Records
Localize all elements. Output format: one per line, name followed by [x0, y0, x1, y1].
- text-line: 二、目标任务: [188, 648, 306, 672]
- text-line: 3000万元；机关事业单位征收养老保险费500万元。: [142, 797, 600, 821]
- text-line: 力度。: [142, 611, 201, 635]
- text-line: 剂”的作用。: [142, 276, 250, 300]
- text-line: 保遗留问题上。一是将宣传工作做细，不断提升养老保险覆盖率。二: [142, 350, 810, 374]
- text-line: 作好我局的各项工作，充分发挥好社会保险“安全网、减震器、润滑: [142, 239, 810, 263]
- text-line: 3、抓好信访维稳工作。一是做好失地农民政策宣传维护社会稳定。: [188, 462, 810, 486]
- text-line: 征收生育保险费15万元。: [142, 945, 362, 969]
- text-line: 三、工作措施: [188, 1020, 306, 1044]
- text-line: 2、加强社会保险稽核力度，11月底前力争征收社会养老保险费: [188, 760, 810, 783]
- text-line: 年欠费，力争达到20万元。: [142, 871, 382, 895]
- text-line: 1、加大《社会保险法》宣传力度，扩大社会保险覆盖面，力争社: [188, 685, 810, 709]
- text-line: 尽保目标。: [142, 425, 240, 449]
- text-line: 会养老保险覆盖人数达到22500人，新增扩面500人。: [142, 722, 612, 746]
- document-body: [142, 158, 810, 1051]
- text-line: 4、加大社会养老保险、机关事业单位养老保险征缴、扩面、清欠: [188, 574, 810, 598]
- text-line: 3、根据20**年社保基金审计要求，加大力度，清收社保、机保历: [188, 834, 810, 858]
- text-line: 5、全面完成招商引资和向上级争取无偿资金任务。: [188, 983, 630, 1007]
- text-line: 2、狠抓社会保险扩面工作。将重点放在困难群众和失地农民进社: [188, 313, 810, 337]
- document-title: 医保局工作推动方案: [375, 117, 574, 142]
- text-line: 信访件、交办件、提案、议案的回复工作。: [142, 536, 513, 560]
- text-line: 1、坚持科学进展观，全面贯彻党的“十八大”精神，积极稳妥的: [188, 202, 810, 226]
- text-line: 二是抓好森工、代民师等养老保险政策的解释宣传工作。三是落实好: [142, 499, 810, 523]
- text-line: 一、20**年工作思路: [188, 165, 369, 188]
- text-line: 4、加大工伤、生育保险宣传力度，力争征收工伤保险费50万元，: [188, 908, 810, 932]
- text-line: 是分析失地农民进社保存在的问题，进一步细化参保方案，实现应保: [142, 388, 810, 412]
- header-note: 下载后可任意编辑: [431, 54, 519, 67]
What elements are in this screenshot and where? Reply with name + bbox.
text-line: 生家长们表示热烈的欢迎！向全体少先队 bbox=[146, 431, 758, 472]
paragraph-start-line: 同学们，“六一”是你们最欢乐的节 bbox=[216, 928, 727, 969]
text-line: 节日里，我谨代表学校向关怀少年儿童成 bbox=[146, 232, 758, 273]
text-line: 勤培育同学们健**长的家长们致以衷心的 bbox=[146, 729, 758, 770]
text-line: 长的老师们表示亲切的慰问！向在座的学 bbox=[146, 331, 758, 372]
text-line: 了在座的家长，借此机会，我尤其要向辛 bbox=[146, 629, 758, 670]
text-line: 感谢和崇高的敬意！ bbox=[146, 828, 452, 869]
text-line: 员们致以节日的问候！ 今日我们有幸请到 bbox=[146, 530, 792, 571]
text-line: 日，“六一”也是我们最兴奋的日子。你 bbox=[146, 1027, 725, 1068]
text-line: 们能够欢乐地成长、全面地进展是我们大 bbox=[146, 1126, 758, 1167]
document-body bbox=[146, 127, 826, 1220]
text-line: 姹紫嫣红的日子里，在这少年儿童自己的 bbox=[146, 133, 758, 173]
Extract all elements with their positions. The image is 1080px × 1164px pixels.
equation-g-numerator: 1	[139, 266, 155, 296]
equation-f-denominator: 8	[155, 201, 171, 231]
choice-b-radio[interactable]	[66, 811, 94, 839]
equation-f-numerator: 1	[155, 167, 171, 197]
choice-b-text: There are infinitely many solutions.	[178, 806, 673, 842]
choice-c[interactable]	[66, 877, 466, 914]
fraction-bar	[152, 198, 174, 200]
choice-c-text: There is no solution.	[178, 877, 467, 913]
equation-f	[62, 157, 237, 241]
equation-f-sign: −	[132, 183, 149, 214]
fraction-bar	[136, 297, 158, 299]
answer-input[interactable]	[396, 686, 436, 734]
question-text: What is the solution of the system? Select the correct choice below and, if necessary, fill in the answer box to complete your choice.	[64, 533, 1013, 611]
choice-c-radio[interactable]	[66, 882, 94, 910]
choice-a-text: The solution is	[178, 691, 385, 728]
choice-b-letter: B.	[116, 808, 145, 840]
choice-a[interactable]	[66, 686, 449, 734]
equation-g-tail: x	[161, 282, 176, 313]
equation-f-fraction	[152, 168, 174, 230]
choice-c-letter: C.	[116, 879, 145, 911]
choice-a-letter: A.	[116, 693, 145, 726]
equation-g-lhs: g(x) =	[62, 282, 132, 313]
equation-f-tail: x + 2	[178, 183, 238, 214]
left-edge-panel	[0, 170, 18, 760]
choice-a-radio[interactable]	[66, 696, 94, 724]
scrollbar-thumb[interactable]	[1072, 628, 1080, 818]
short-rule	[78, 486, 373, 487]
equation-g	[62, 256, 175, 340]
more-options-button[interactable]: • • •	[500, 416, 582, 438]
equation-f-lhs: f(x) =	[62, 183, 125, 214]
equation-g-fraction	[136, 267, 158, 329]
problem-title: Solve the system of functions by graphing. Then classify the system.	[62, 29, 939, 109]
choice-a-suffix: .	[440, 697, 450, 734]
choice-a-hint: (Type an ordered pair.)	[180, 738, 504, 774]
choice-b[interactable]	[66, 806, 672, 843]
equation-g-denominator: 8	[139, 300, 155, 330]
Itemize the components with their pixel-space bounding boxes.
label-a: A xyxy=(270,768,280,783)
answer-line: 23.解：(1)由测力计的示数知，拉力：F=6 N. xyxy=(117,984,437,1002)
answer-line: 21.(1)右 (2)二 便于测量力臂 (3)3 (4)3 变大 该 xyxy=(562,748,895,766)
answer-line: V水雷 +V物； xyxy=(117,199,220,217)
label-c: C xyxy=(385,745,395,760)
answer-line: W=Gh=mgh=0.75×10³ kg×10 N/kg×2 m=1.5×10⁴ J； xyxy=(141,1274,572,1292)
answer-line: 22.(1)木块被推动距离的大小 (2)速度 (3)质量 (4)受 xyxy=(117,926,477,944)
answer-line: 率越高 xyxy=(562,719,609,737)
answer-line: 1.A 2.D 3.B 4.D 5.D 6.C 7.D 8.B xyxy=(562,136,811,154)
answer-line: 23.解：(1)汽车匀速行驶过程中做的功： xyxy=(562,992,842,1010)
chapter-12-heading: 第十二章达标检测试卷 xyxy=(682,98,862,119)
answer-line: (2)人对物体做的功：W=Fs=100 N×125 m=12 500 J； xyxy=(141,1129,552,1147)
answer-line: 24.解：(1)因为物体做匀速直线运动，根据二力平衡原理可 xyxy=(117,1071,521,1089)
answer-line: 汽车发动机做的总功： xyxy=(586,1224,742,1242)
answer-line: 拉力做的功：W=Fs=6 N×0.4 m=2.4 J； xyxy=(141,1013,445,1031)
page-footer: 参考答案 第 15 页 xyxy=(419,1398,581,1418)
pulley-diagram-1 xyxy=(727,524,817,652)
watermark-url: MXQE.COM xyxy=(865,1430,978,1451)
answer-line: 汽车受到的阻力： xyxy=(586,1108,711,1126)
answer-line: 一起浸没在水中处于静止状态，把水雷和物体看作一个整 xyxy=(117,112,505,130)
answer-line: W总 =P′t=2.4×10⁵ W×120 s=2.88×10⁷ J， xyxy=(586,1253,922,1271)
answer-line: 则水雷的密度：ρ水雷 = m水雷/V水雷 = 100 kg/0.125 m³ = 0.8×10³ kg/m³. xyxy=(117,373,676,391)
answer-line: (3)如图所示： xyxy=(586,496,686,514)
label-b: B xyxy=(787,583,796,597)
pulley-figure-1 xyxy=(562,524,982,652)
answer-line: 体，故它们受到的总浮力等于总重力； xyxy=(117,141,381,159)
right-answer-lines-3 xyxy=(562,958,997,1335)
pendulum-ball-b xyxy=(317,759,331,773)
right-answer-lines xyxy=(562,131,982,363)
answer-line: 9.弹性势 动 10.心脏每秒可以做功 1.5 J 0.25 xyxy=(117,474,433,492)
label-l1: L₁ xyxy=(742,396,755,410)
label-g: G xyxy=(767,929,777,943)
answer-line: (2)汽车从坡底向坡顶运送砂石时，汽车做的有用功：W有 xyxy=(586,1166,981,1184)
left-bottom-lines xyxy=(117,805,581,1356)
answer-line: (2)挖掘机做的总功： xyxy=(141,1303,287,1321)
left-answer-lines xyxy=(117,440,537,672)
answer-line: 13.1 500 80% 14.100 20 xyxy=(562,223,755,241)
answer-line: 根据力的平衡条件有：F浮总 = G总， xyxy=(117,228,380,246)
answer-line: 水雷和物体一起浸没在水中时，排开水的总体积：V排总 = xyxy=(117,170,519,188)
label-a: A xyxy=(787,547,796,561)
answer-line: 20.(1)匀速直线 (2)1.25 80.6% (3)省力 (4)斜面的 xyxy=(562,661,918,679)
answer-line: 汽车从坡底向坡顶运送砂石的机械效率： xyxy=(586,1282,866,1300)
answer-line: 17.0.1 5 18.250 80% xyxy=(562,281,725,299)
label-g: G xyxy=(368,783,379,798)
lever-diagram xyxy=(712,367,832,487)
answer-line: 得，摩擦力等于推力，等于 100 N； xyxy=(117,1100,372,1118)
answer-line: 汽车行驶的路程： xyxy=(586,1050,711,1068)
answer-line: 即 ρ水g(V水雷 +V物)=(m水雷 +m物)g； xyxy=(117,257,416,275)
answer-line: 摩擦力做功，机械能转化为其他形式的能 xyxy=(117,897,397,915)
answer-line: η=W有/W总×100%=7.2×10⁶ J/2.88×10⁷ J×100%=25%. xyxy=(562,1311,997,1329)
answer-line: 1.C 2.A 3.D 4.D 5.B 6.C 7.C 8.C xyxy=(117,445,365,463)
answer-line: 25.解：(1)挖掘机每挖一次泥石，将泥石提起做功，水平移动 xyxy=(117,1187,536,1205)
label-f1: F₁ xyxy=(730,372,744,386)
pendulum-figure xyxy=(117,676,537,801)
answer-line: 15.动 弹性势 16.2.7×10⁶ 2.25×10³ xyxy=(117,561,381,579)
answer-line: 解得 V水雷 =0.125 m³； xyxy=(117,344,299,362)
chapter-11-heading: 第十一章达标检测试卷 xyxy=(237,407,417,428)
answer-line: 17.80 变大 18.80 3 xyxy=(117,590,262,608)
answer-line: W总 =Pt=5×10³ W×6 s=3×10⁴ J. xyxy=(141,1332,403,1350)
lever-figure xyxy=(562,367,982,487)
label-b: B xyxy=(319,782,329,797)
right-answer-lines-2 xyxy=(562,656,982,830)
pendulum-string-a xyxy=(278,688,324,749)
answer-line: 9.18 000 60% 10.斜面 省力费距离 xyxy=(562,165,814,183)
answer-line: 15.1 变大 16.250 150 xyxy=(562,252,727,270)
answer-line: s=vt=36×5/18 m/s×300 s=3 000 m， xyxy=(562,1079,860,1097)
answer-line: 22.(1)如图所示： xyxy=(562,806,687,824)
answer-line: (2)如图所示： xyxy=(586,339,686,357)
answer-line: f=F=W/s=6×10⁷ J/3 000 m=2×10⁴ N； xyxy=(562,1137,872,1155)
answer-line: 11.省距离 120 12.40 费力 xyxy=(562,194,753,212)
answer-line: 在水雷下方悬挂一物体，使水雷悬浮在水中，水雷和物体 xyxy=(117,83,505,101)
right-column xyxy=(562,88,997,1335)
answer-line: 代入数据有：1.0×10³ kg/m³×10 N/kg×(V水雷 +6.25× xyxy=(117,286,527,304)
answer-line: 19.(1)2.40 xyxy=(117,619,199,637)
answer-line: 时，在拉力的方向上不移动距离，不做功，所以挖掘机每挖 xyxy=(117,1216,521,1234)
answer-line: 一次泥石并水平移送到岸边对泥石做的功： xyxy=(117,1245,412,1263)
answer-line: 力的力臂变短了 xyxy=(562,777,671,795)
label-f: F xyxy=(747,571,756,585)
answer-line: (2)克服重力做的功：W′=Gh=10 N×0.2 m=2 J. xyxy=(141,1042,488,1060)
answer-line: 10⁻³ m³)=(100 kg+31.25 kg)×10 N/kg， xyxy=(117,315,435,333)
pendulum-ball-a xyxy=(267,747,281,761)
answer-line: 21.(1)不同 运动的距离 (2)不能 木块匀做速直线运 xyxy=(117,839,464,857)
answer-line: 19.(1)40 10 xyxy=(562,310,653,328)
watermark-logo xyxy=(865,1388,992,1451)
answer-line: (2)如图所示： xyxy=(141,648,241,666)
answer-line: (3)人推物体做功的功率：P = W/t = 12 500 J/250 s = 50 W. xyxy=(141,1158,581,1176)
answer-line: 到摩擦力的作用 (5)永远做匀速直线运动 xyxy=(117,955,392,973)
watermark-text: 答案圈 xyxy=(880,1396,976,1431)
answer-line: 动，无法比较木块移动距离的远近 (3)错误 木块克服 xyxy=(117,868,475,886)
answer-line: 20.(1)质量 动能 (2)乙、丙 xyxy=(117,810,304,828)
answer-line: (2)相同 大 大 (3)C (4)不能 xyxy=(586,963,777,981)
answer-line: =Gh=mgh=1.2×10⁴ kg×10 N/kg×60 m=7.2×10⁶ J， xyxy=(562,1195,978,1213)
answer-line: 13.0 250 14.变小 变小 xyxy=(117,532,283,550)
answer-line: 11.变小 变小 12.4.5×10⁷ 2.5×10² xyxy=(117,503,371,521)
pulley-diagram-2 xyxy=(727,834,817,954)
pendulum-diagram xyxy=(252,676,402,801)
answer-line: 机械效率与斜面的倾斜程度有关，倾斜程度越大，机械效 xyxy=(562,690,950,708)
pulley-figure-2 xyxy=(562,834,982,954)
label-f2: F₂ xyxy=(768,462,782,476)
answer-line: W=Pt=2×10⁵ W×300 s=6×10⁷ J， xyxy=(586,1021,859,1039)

=== STATED TASK ===
Starting at the beginning of the records and ending with the line that contains "239, 810, 263]", including both ends, rewrite those lines as a numbered list with blank lines omitted.

=== RESULT OF THE EXERCISE ===
1. Localize all elements. Output format: one per line, name followed by [x0, y0, x1, y1].
2. - text-line: 二、目标任务: [188, 648, 306, 672]
3. - text-line: 3000万元；机关事业单位征收养老保险费500万元。: [142, 797, 600, 821]
4. - text-line: 力度。: [142, 611, 201, 635]
5. - text-line: 剂”的作用。: [142, 276, 250, 300]
6. - text-line: 保遗留问题上。一是将宣传工作做细，不断提升养老保险覆盖率。二: [142, 350, 810, 374]
7. - text-line: 作好我局的各项工作，充分发挥好社会保险“安全网、减震器、润滑: [142, 239, 810, 263]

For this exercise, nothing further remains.